§ **Task material**:
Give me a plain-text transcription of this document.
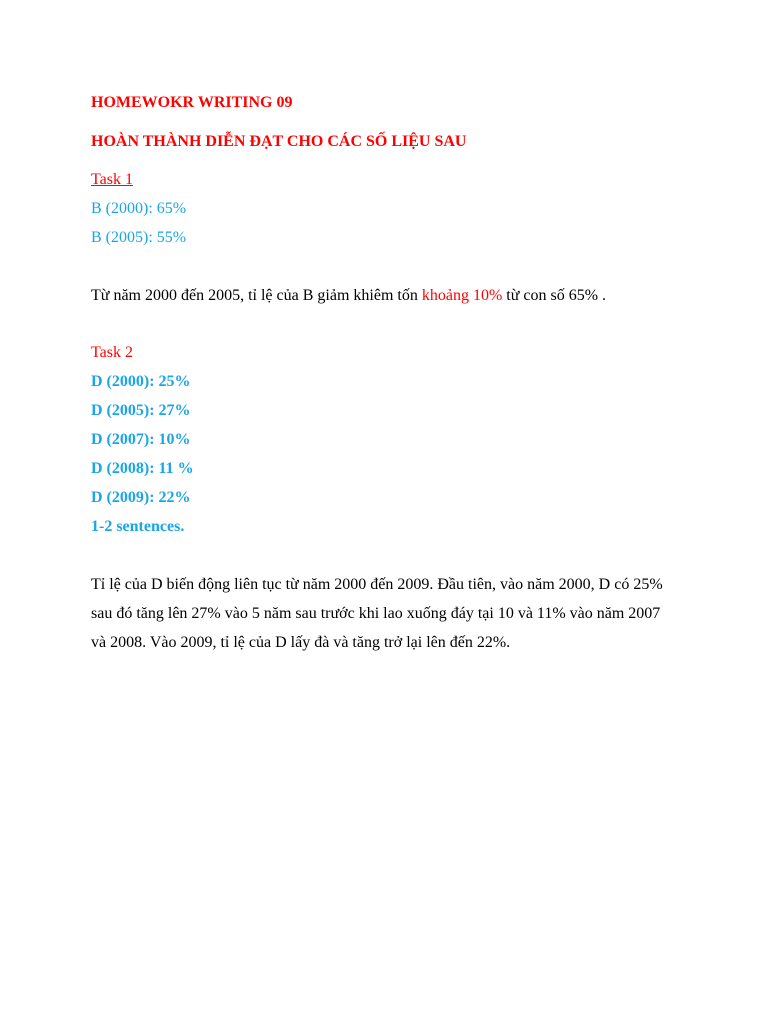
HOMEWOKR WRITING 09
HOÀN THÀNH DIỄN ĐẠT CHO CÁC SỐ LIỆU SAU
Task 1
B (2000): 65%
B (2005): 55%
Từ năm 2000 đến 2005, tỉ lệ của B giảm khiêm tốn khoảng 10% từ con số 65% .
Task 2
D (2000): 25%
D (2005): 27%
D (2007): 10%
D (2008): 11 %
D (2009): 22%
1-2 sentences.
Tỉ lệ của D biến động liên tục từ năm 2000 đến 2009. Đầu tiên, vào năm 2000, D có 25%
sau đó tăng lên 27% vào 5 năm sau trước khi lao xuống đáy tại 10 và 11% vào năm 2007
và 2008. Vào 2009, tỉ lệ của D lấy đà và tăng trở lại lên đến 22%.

* * *

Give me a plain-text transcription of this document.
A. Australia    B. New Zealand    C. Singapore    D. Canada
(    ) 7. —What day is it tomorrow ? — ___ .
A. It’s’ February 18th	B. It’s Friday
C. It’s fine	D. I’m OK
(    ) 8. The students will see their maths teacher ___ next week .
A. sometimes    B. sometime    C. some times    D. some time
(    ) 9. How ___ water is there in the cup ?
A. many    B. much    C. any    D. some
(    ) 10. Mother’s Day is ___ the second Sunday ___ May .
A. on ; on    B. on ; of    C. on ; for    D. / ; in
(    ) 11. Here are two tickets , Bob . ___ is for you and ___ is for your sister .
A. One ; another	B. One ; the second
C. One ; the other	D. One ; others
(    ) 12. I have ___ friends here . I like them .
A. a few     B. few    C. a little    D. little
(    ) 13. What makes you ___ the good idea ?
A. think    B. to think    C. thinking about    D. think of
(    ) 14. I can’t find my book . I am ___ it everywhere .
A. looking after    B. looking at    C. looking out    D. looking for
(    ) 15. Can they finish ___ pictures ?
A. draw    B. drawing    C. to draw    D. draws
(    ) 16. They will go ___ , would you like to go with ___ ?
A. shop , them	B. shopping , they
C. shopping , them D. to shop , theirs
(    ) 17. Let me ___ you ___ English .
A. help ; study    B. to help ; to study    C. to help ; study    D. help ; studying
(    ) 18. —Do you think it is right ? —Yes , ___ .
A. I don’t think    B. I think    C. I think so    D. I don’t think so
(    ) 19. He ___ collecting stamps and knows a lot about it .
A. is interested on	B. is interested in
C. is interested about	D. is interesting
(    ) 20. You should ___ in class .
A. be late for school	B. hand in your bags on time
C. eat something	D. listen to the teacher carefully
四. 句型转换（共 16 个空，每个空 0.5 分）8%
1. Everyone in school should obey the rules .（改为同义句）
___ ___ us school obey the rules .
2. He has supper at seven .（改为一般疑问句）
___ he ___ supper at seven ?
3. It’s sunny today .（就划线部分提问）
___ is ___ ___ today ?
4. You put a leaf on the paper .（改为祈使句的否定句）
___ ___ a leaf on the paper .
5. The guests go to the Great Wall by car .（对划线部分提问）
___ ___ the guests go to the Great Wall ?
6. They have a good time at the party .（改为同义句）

---

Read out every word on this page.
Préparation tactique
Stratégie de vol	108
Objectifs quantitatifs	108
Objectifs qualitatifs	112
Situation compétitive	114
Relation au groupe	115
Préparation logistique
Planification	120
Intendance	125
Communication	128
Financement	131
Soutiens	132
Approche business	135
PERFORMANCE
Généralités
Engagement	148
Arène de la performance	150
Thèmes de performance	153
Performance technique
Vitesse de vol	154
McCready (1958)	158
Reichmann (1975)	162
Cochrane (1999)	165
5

§ **Exercise instructions**:
Search the data above for the string "good" and copy each line that has it.

§ **Solution to this problem**:
(    ) 13. What makes you ___ the good idea ?
6. They have a good time at the party .（改为同义句）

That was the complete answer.